(What the task asks)
Repeat the material verbatim and drop the pictures.

(Data for this exercise)
=====

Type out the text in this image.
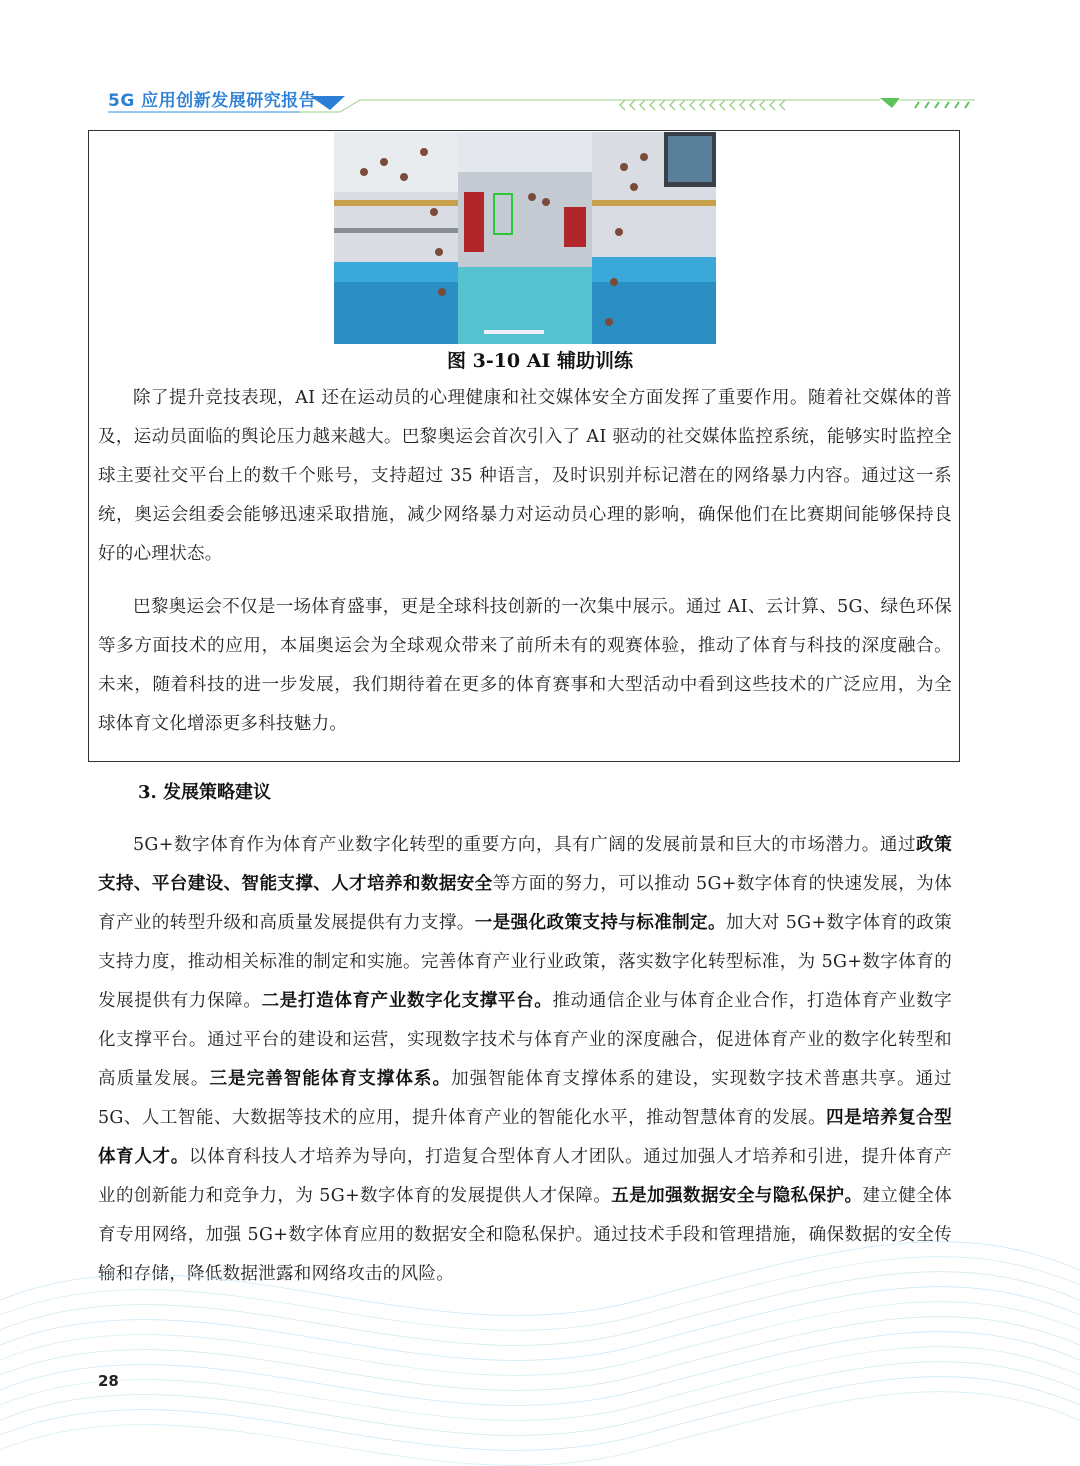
5G 应用创新发展研究报告
图 3-10 AI 辅助训练

除了提升竞技表现，AI 还在运动员的心理健康和社交媒体安全方面发挥了重要作用。随着社交媒体的普及，运动员面临的舆论压力越来越大。巴黎奥运会首次引入了 AI 驱动的社交媒体监控系统，能够实时监控全球主要社交平台上的数千个账号，支持超过 35 种语言，及时识别并标记潜在的网络暴力内容。通过这一系统，奥运会组委会能够迅速采取措施，减少网络暴力对运动员心理的影响，确保他们在比赛期间能够保持良好的心理状态。

巴黎奥运会不仅是一场体育盛事，更是全球科技创新的一次集中展示。通过 AI、云计算、5G、绿色环保等多方面技术的应用，本届奥运会为全球观众带来了前所未有的观赛体验，推动了体育与科技的深度融合。未来，随着科技的进一步发展，我们期待着在更多的体育赛事和大型活动中看到这些技术的广泛应用，为全球体育文化增添更多科技魅力。

3. 发展策略建议

5G+数字体育作为体育产业数字化转型的重要方向，具有广阔的发展前景和巨大的市场潜力。通过政策支持、平台建设、智能支撑、人才培养和数据安全等方面的努力，可以推动 5G+数字体育的快速发展，为体育产业的转型升级和高质量发展提供有力支撑。一是强化政策支持与标准制定。加大对 5G+数字体育的政策支持力度，推动相关标准的制定和实施。完善体育产业行业政策，落实数字化转型标准，为 5G+数字体育的发展提供有力保障。二是打造体育产业数字化支撑平台。推动通信企业与体育企业合作，打造体育产业数字化支撑平台。通过平台的建设和运营，实现数字技术与体育产业的深度融合，促进体育产业的数字化转型和高质量发展。三是完善智能体育支撑体系。加强智能体育支撑体系的建设，实现数字技术普惠共享。通过 5G、人工智能、大数据等技术的应用，提升体育产业的智能化水平，推动智慧体育的发展。四是培养复合型体育人才。以体育科技人才培养为导向，打造复合型体育人才团队。通过加强人才培养和引进，提升体育产业的创新能力和竞争力，为 5G+数字体育的发展提供人才保障。五是加强数据安全与隐私保护。建立健全体育专用网络，加强 5G+数字体育应用的数据安全和隐私保护。通过技术手段和管理措施，确保数据的安全传输和存储，降低数据泄露和网络攻击的风险。

28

=====

(Completed task)
Type out the text in this image.
5G 应用创新发展研究报告
图 3-10 AI 辅助训练

除了提升竞技表现，AI 还在运动员的心理健康和社交媒体安全方面发挥了重要作用。随着社交媒体的普及，运动员面临的舆论压力越来越大。巴黎奥运会首次引入了 AI 驱动的社交媒体监控系统，能够实时监控全球主要社交平台上的数千个账号，支持超过 35 种语言，及时识别并标记潜在的网络暴力内容。通过这一系统，奥运会组委会能够迅速采取措施，减少网络暴力对运动员心理的影响，确保他们在比赛期间能够保持良好的心理状态。

巴黎奥运会不仅是一场体育盛事，更是全球科技创新的一次集中展示。通过 AI、云计算、5G、绿色环保等多方面技术的应用，本届奥运会为全球观众带来了前所未有的观赛体验，推动了体育与科技的深度融合。未来，随着科技的进一步发展，我们期待着在更多的体育赛事和大型活动中看到这些技术的广泛应用，为全球体育文化增添更多科技魅力。

3. 发展策略建议

5G+数字体育作为体育产业数字化转型的重要方向，具有广阔的发展前景和巨大的市场潜力。通过政策支持、平台建设、智能支撑、人才培养和数据安全等方面的努力，可以推动 5G+数字体育的快速发展，为体育产业的转型升级和高质量发展提供有力支撑。一是强化政策支持与标准制定。加大对 5G+数字体育的政策支持力度，推动相关标准的制定和实施。完善体育产业行业政策，落实数字化转型标准，为 5G+数字体育的发展提供有力保障。二是打造体育产业数字化支撑平台。推动通信企业与体育企业合作，打造体育产业数字化支撑平台。通过平台的建设和运营，实现数字技术与体育产业的深度融合，促进体育产业的数字化转型和高质量发展。三是完善智能体育支撑体系。加强智能体育支撑体系的建设，实现数字技术普惠共享。通过 5G、人工智能、大数据等技术的应用，提升体育产业的智能化水平，推动智慧体育的发展。四是培养复合型体育人才。以体育科技人才培养为导向，打造复合型体育人才团队。通过加强人才培养和引进，提升体育产业的创新能力和竞争力，为 5G+数字体育的发展提供人才保障。五是加强数据安全与隐私保护。建立健全体育专用网络，加强 5G+数字体育应用的数据安全和隐私保护。通过技术手段和管理措施，确保数据的安全传输和存储，降低数据泄露和网络攻击的风险。

28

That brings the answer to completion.